▶ Problem requirements:
Select, from the material below, each line with "Department" in it.

▶ Information:
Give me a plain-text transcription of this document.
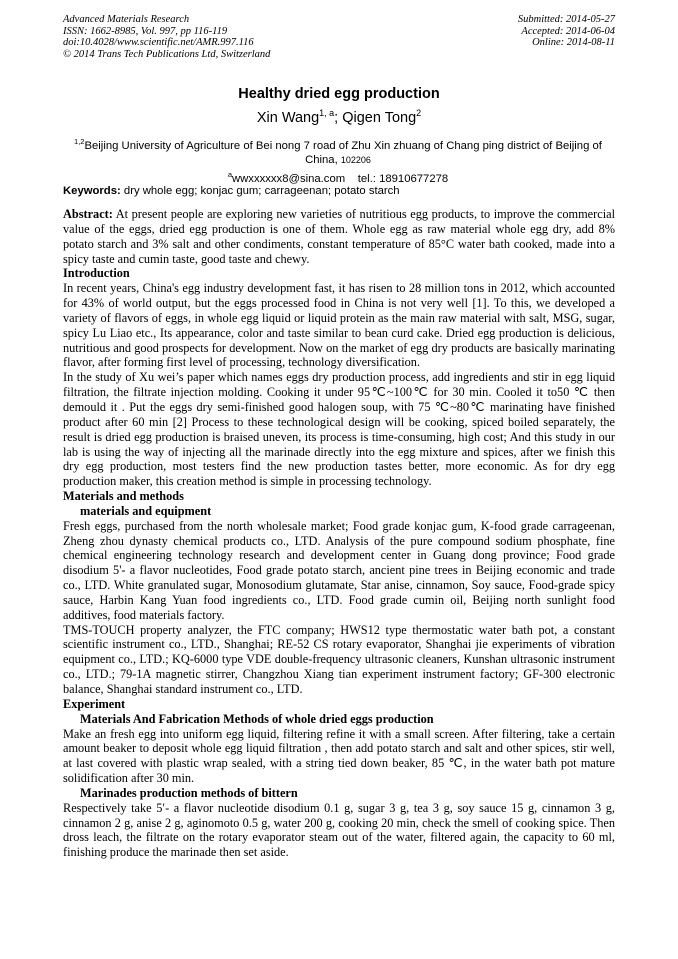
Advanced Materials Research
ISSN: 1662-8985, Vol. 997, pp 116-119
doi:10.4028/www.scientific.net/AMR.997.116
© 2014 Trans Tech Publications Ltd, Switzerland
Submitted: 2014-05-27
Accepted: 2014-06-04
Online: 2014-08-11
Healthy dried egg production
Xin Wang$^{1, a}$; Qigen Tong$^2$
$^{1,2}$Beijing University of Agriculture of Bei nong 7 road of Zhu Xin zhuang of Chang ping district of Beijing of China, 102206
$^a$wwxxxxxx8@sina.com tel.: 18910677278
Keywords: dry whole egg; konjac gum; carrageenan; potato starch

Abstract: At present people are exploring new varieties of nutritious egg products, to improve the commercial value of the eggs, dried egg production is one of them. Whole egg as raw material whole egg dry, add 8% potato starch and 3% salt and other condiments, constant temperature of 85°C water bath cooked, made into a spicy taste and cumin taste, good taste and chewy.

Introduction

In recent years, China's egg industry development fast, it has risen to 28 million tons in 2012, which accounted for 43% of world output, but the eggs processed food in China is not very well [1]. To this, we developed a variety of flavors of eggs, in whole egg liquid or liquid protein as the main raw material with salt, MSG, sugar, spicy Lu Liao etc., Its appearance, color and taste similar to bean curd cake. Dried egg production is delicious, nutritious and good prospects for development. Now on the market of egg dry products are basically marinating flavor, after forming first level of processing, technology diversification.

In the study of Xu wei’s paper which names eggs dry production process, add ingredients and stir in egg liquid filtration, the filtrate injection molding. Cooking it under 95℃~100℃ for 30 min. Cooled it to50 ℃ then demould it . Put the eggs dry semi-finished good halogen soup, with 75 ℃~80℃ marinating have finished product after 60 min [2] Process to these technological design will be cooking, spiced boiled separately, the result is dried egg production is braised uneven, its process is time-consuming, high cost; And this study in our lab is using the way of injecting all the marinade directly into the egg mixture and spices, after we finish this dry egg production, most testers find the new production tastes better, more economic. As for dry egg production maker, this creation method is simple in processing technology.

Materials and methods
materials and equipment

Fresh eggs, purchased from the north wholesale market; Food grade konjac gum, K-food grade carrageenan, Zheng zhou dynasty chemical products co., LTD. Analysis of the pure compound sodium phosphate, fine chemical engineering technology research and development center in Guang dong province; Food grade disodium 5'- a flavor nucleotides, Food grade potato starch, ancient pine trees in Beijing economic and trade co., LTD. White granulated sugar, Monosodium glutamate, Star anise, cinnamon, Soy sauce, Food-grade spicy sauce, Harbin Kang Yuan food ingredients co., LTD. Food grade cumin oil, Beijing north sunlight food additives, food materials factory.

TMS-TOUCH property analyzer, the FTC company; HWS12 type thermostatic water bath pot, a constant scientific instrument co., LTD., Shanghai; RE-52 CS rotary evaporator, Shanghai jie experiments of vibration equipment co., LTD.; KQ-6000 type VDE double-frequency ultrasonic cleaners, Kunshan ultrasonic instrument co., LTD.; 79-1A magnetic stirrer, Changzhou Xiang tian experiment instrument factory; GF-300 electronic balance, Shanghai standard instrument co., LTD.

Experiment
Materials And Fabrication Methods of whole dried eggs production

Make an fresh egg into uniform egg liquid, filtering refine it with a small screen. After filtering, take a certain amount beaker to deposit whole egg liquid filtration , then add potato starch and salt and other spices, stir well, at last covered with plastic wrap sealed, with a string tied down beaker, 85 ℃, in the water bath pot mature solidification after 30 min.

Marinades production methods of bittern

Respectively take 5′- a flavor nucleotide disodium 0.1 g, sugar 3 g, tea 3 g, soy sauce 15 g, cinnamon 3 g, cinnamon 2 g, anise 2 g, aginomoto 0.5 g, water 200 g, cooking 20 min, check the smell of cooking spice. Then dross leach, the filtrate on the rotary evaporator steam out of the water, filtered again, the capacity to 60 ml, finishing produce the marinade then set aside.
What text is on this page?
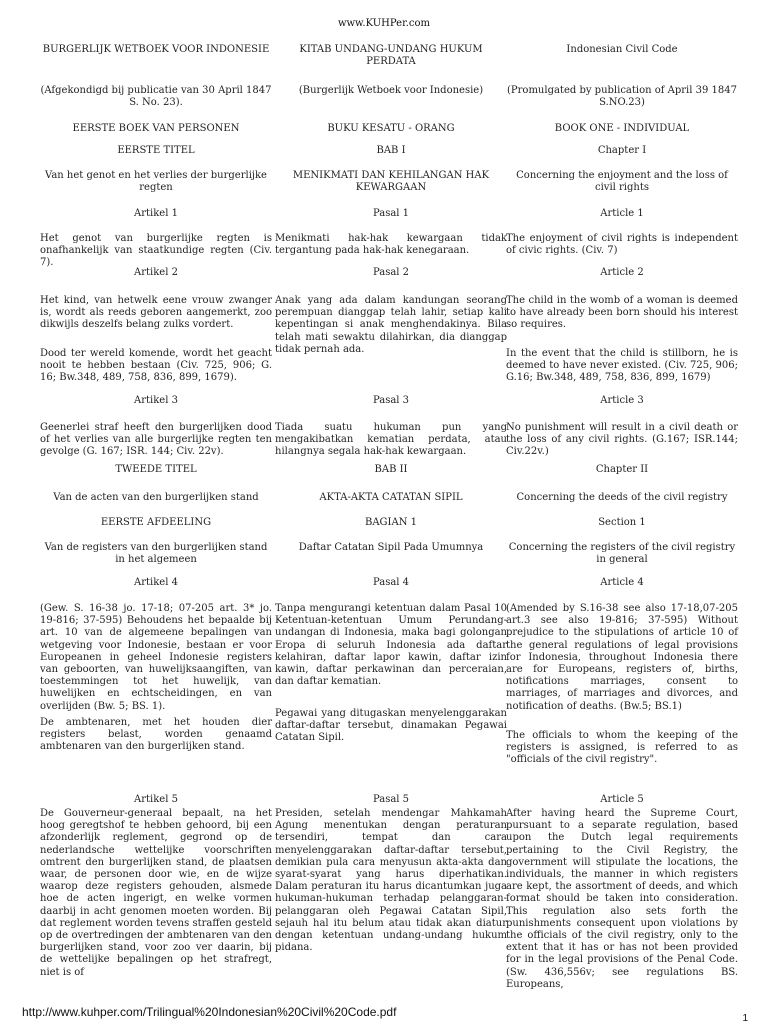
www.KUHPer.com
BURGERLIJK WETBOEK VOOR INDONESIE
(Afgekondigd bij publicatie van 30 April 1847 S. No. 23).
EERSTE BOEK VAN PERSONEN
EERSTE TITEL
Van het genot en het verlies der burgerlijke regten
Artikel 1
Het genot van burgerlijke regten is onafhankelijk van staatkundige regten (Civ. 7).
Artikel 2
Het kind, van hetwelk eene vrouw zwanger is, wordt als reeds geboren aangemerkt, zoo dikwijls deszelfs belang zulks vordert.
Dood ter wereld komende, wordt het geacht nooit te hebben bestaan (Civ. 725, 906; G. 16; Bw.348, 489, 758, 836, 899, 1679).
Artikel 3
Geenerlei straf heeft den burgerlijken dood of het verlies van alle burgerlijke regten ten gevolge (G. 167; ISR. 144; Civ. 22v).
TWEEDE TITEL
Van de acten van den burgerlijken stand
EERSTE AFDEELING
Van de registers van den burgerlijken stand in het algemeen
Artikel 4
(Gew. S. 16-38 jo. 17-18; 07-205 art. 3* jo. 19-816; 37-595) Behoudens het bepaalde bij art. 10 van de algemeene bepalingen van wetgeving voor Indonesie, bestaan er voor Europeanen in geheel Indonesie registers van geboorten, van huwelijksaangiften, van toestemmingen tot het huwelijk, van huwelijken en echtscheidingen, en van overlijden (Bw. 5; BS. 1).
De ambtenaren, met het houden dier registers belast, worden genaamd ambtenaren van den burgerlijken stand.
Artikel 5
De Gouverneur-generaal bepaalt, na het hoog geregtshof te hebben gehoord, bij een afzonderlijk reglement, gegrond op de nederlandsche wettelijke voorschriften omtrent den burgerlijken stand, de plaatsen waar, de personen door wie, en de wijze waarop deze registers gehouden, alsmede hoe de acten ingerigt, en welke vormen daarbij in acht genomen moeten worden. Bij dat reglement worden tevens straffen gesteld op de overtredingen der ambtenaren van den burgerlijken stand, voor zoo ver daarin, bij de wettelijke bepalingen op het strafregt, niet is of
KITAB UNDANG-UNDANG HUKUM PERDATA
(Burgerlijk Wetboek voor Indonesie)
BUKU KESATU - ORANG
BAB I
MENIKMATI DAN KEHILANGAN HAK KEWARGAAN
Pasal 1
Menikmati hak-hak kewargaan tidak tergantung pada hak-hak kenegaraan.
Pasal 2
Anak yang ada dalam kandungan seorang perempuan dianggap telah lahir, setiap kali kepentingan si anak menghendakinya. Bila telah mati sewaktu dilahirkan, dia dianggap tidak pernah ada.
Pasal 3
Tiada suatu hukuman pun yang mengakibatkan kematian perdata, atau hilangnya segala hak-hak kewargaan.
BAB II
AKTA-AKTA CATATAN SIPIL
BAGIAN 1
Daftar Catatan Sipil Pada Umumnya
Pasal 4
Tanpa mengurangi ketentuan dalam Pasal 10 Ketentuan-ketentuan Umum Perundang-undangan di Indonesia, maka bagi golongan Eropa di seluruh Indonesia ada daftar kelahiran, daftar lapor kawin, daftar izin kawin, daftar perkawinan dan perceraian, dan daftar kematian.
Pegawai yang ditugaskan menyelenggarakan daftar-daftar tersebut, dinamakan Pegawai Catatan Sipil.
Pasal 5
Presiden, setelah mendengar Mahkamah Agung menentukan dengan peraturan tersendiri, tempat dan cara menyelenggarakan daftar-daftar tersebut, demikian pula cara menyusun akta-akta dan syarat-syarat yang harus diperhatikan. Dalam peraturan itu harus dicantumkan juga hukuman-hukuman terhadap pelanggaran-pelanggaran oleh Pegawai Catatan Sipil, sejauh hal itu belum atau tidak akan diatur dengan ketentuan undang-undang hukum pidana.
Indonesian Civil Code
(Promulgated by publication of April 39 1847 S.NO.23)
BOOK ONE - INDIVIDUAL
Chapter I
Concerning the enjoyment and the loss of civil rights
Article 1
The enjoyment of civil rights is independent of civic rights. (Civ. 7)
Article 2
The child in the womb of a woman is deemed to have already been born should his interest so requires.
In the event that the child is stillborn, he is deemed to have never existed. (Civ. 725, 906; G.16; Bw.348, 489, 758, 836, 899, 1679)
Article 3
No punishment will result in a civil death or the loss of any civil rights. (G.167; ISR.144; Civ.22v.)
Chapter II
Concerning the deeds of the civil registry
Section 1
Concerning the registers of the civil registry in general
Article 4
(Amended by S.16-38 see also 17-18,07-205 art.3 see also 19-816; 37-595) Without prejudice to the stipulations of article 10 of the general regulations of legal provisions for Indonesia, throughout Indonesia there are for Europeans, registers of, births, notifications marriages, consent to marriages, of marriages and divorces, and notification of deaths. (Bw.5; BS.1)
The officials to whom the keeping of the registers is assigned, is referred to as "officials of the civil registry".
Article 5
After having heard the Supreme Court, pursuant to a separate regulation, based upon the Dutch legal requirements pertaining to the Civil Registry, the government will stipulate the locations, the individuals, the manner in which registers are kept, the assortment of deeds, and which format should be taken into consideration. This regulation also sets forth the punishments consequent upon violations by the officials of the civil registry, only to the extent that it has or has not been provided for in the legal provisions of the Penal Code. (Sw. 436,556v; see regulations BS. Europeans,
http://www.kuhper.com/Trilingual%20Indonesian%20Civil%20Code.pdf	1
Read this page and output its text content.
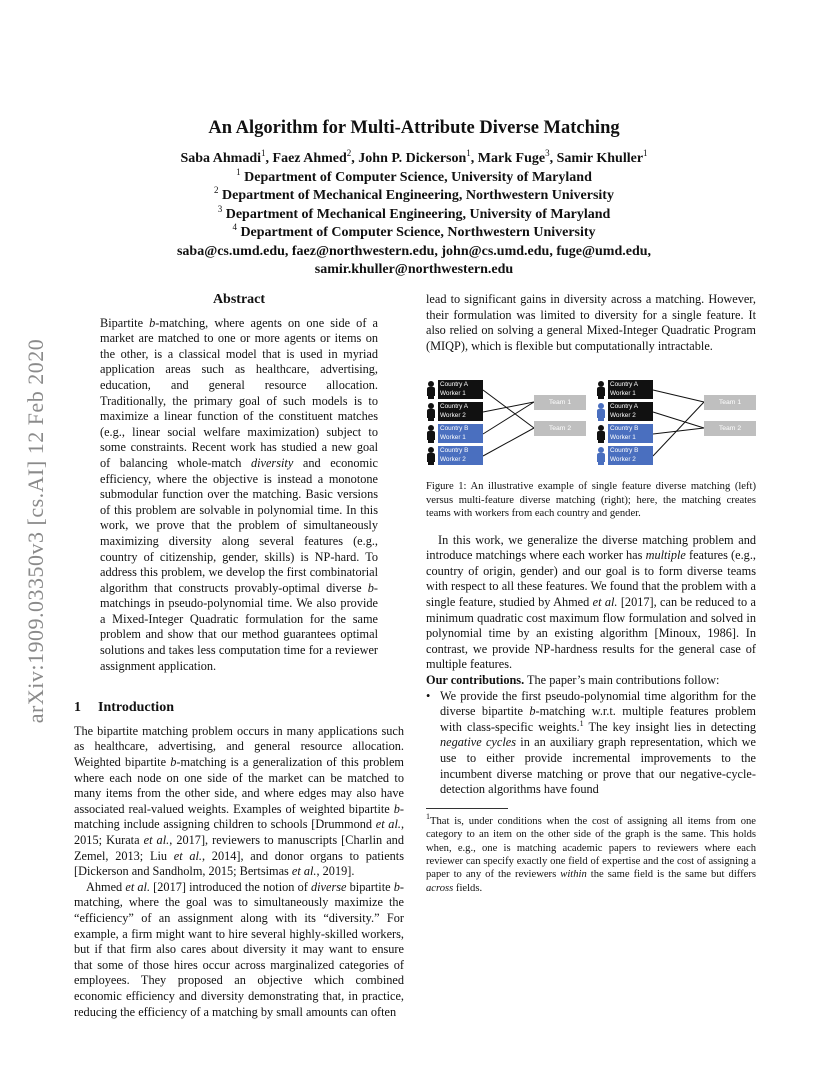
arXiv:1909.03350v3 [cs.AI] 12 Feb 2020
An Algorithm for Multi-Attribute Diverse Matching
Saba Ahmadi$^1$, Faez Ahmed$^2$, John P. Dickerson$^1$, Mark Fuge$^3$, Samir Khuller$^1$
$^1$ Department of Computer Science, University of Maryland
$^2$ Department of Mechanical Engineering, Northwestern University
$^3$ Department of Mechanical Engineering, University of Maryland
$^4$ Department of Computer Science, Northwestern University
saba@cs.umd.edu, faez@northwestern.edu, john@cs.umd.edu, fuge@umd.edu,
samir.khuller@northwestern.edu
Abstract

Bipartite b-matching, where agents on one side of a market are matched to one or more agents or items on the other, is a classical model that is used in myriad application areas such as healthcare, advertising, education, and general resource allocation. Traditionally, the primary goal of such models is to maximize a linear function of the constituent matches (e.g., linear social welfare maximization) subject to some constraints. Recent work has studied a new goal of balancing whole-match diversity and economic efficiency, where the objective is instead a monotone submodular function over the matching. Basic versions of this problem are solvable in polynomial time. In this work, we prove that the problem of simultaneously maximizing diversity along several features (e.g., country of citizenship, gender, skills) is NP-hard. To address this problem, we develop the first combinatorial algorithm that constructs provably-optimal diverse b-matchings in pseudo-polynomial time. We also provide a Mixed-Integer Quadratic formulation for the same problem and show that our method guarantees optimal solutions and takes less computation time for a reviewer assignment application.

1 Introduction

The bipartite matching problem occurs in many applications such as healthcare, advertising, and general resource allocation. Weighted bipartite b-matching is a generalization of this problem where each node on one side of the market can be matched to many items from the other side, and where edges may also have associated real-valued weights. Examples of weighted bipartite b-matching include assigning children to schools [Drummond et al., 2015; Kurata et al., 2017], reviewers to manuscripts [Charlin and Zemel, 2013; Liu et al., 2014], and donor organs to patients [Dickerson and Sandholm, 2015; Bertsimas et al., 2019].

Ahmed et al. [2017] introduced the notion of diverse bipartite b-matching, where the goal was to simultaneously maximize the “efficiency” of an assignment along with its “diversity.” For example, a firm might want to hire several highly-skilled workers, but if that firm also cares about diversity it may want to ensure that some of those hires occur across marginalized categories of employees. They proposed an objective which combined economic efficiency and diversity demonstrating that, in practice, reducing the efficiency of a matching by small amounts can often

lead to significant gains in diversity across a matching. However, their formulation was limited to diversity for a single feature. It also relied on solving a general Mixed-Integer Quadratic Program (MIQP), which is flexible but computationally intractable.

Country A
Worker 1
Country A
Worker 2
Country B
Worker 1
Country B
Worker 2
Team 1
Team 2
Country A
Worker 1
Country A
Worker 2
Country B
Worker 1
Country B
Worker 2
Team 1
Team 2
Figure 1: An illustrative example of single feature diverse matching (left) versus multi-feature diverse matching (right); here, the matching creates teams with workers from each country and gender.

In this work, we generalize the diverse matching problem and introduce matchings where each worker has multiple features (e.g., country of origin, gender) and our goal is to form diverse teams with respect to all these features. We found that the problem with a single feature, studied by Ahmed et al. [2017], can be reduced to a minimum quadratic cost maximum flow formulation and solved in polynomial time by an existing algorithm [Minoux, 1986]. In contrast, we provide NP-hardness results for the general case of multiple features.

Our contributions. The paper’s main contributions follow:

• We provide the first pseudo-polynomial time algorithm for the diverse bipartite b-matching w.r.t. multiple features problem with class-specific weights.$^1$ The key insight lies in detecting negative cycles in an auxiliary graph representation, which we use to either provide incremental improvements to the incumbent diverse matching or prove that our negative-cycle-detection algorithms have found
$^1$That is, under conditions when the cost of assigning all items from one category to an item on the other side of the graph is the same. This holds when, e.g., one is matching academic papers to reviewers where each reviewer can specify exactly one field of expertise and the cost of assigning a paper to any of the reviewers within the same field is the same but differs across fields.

▶ Your solution:
$^1$ Department of Computer Science, University of Maryland
$^2$ Department of Mechanical Engineering, Northwestern University
$^3$ Department of Mechanical Engineering, University of Maryland
$^4$ Department of Computer Science, Northwestern University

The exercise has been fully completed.